==== PASSAGE PROVIDED ====

We will explore all these operations in detail in the following sections, starting with the initial step in the validator lifecycle — activation. Let’s dive in.

The first step to becoming a validator is, of course, staking. This is accomplished through the special deposit contract, whose code can be found here. The contract is deployed at this address, where we can see deposits of 32 ETH each (Note that these amounts will change after the upcoming Electra hardfork, allowing effective balances of up to 2048 ETH).

The important step in the process is passing the validator's public key. There are no checks for the signature provided to the contract; all data is simply added to the Merkle tree of deposits. These checks are deferred to the Beacon layer. Additionally, the deposit contract does not send ETH back because validator deposits are later processed at the Beacon layer, not the execution (Eth1) layer.

The most critical function of this contract (until EIP-6110) is emitting the Deposit (pubkey, withdrawal_credentials, amount, ...) event. The logs of Eth1 blocks are continuously parsed in the Beacon layer and then processed, including a BLS signature validation.

====

YOUR TASKS:
1. Reproduce the passage on the Ethereum deposit contract word for word, from "We will explore" down to "Let’s dive in.".
2. According to the passage on the Ethereum deposit contract, which layer performs the signature checks that the contract itself skips?
3. Carry on the passage on the Ethereum deposit contract from the point at which it stops.
The records play no part in this work.

==== ITEMS ====

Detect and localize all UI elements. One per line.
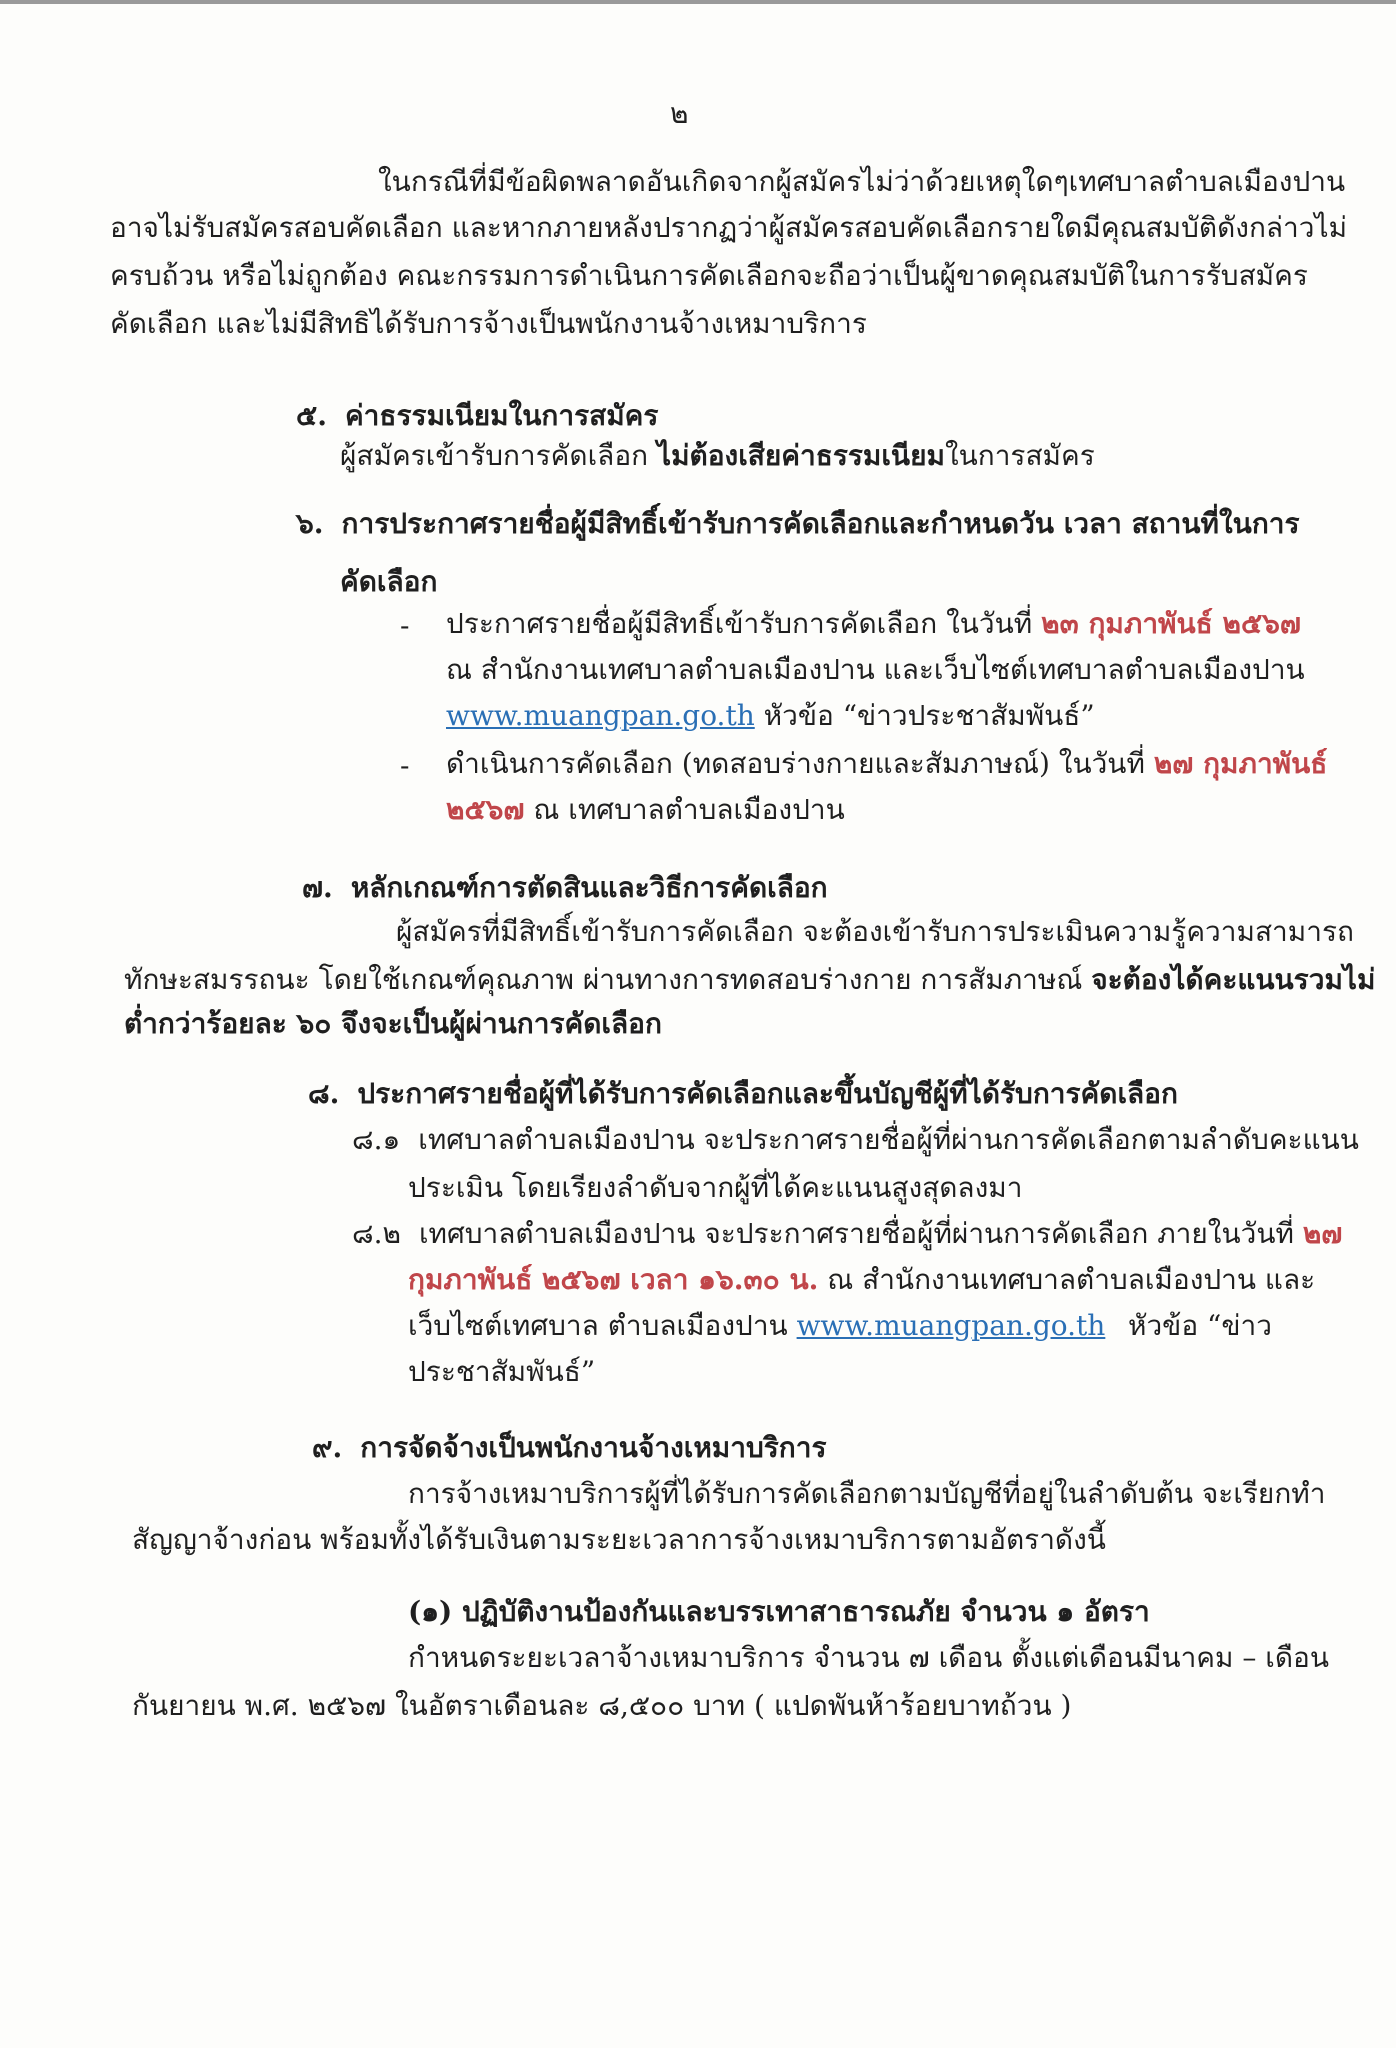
contract-period-line-2: กันยายน พ.ศ. ๒๕๖๗ ในอัตราเดือนละ ๘,๕๐๐ บาท ( แปดพันห้าร้อยบาทถ้วน ) [132, 1689, 1072, 1722]
section-8-2-office: ณ สำนักงานเทศบาลตำบลเมืองปาน และ [818, 1263, 1316, 1296]
section-8-heading [308, 1074, 1178, 1114]
section-8-2-topic: หัวข้อ “ข่าว [1128, 1309, 1272, 1342]
section-5-heading [296, 396, 658, 436]
section-8-2-date-time: กุมภาพันธ์ ๒๕๖๗ เวลา ๑๖.๓๐ น. [408, 1263, 819, 1296]
section-8-2-line-1 [352, 1214, 1342, 1254]
section-5-body [340, 436, 1095, 476]
section-5-title: ค่าธรรมเนียมในการสมัคร [344, 399, 659, 432]
section-6-heading [296, 504, 1300, 544]
section-8-2-number: ๘.๒ [352, 1217, 401, 1250]
section-9-line-1: การจ้างเหมาบริการผู้ที่ได้รับการคัดเลือกตามบัญชีที่อยู่ในลำดับต้น จะเรียกทำ [408, 1477, 1326, 1510]
section-8-2-line-4: ประชาสัมพันธ์” [408, 1355, 596, 1388]
section-8-1-number: ๘.๑ [352, 1123, 401, 1156]
intro-line-2: อาจไม่รับสมัครสอบคัดเลือก และหากภายหลังปรากฏว่าผู้สมัครสอบคัดเลือกรายใดมีคุณสมบัติดังกล่าวไม่ [110, 211, 1348, 244]
section-8-2-website-text: เว็บไซต์เทศบาล ตำบลเมืองปาน [408, 1309, 797, 1342]
selection-line-1 [446, 744, 1327, 784]
top-border-line [0, 0, 1396, 4]
section-5-body-start: ผู้สมัครเข้ารับการคัดเลือก [340, 439, 657, 472]
section-9-title: การจัดจ้างเป็นพนักงานจ้างเหมาบริการ [360, 1431, 827, 1464]
position-title: (๑) ปฏิบัติงานป้องกันและบรรเทาสาธารณภัย จำนวน ๑ อัตรา [408, 1595, 1150, 1628]
section-8-2-line-2 [408, 1260, 1315, 1300]
section-8-1-text: เทศบาลตำบลเมืองปาน จะประกาศรายชื่อผู้ที่ผ่านการคัดเลือกตามลำดับคะแนน [418, 1123, 1359, 1156]
section-8-number: ๘. [308, 1077, 340, 1110]
announcement-line-2: ณ สำนักงานเทศบาลตำบลเมืองปาน และเว็บไซต์เทศบาลตำบลเมืองปาน [446, 653, 1305, 686]
selection-text: ดำเนินการคัดเลือก (ทดสอบร่างกายและสัมภาษณ์) ในวันที่ [446, 747, 1154, 780]
intro-line-3: ครบถ้วน หรือไม่ถูกต้อง คณะกรรมการดำเนินการคัดเลือกจะถือว่าเป็นผู้ขาดคุณสมบัติในการรับสมัคร [110, 259, 1308, 292]
section-7-line-2 [124, 960, 1375, 1000]
section-8-2-text: เทศบาลตำบลเมืองปาน จะประกาศรายชื่อผู้ที่ผ่านการคัดเลือก ภายในวันที่ [418, 1217, 1303, 1250]
selection-date: ๒๗ กุมภาพันธ์ [1153, 747, 1328, 780]
announcement-date: ๒๓ กุมภาพันธ์ ๒๕๖๗ [1041, 607, 1301, 640]
section-9-number: ๙. [312, 1431, 343, 1464]
selection-year: ๒๕๖๗ [446, 793, 525, 826]
announcement-line-1 [446, 604, 1301, 644]
section-7-line-2-text: ทักษะสมรรถนะ โดยใช้เกณฑ์คุณภาพ ผ่านทางการทดสอบร่างกาย การสัมภาษณ์ [124, 963, 1092, 996]
section-5-body-end: ในการสมัคร [944, 439, 1095, 472]
section-8-2-date-day: ๒๗ [1302, 1217, 1343, 1250]
intro-line-4: คัดเลือก และไม่มีสิทธิได้รับการจ้างเป็นพนักงานจ้างเหมาบริการ [110, 307, 867, 340]
section-8-title: ประกาศรายชื่อผู้ที่ได้รับการคัดเลือกและขึ้นบัญชีผู้ที่ได้รับการคัดเลือก [357, 1077, 1178, 1110]
section-5-number: ๕. [296, 399, 327, 432]
section-8-2-line-3 [408, 1306, 1105, 1346]
section-9-line-2: สัญญาจ้างก่อน พร้อมทั้งได้รับเงินตามระยะเวลาการจ้างเหมาบริการตามอัตราดังนี้ [132, 1523, 1106, 1556]
contract-period-line-1: กำหนดระยะเวลาจ้างเหมาบริการ จำนวน ๗ เดือน ตั้งแต่เดือนมีนาคม – เดือน [408, 1641, 1330, 1674]
section-7-heading [302, 868, 828, 908]
announcement-line-3 [446, 696, 1095, 736]
section-7-line-2-bold: จะต้องได้คะแนนรวมไม่ [1091, 963, 1376, 996]
section-7-line-3: ต่ำกว่าร้อยละ ๖๐ จึงจะเป็นผู้ผ่านการคัดเลือก [124, 1007, 662, 1040]
section-8-1-line-1 [352, 1120, 1359, 1160]
section-6-number: ๖. [296, 507, 324, 540]
website-link-2[interactable]: www.muangpan.go.th [796, 1309, 1106, 1342]
intro-line-1: ในกรณีที่มีข้อผิดพลาดอันเกิดจากผู้สมัครไม่ว่าด้วยเหตุใดๆเทศบาลตำบลเมืองปาน [378, 165, 1346, 198]
section-7-line-1: ผู้สมัครที่มีสิทธิ์เข้ารับการคัดเลือก จะต้องเข้ารับการประเมินความรู้ความสามารถ [396, 915, 1354, 948]
section-6-title-line-2: คัดเลือก [340, 565, 438, 598]
section-9-heading [312, 1428, 826, 1468]
selection-place: ณ เทศบาลตำบลเมืองปาน [524, 793, 845, 826]
website-link-1[interactable]: www.muangpan.go.th [446, 699, 755, 732]
bullet-dash-1: - [400, 609, 410, 642]
section-8-1-line-2: ประเมิน โดยเรียงลำดับจากผู้ที่ได้คะแนนสูงสุดลงมา [408, 1171, 1023, 1204]
selection-line-2 [446, 790, 845, 830]
section-7-title: หลักเกณฑ์การตัดสินและวิธีการคัดเลือก [350, 871, 828, 904]
page-number: ๒ [670, 97, 689, 130]
topic-news-1: หัวข้อ “ข่าวประชาสัมพันธ์” [754, 699, 1095, 732]
bullet-dash-2: - [400, 749, 410, 782]
announcement-text: ประกาศรายชื่อผู้มีสิทธิ์เข้ารับการคัดเลือก ในวันที่ [446, 607, 1042, 640]
section-7-number: ๗. [302, 871, 333, 904]
section-6-title-line-1: การประกาศรายชื่อผู้มีสิทธิ์เข้ารับการคัดเลือกและกำหนดวัน เวลา สถานที่ในการ [341, 507, 1300, 540]
section-5-body-bold: ไม่ต้องเสียค่าธรรมเนียม [657, 439, 945, 472]
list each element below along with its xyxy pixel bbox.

====

RESPONSES IN ORDER:
1.
We will explore all these operations in detail in the following sections, starting with the initial step in the validator lifecycle — activation. Let’s dive in.

2. The Beacon layer.

3.
Deposits from potential validators are included in an incremental Merkle tree, which can be reconstructed by parsing events from the deposit contract. Proofs of inclusion are required at the consensus (Beacon) layer to verify the validity of deposits. These mechanics are detailed here. The first deposit from any validator requires a signature to prove ownership of the corresponding private key. Interestingly, subsequent deposits for the same validator do not require this signature, allowing anyone to top up the validator's balance.

Our target is to reach the add_validator_to_registry() function, which adds the validator to the self.validators list. This action is performed in the apply_deposit() function. Here, the signature is verified, and the deposit is added to a "pending deposits" list (this branch). This function also verifies the Merkle proof of deposit inclusion, as mentioned earlier.

It is also worth noting that the current interaction between the execution and consensus layers via log parsing is not very efficient. There is an ongoing proposal (EIP-6110) to handle all deposit logic directly in the Eth1 blocks, skipping interactions with deposit contract. This change could significantly reduce the current delays in deposit inclusion. Furthermore, currently, any deposit with an invalid signature is ignored and cannot be refunded, as the consensus layer does not directly interact with the execution layer.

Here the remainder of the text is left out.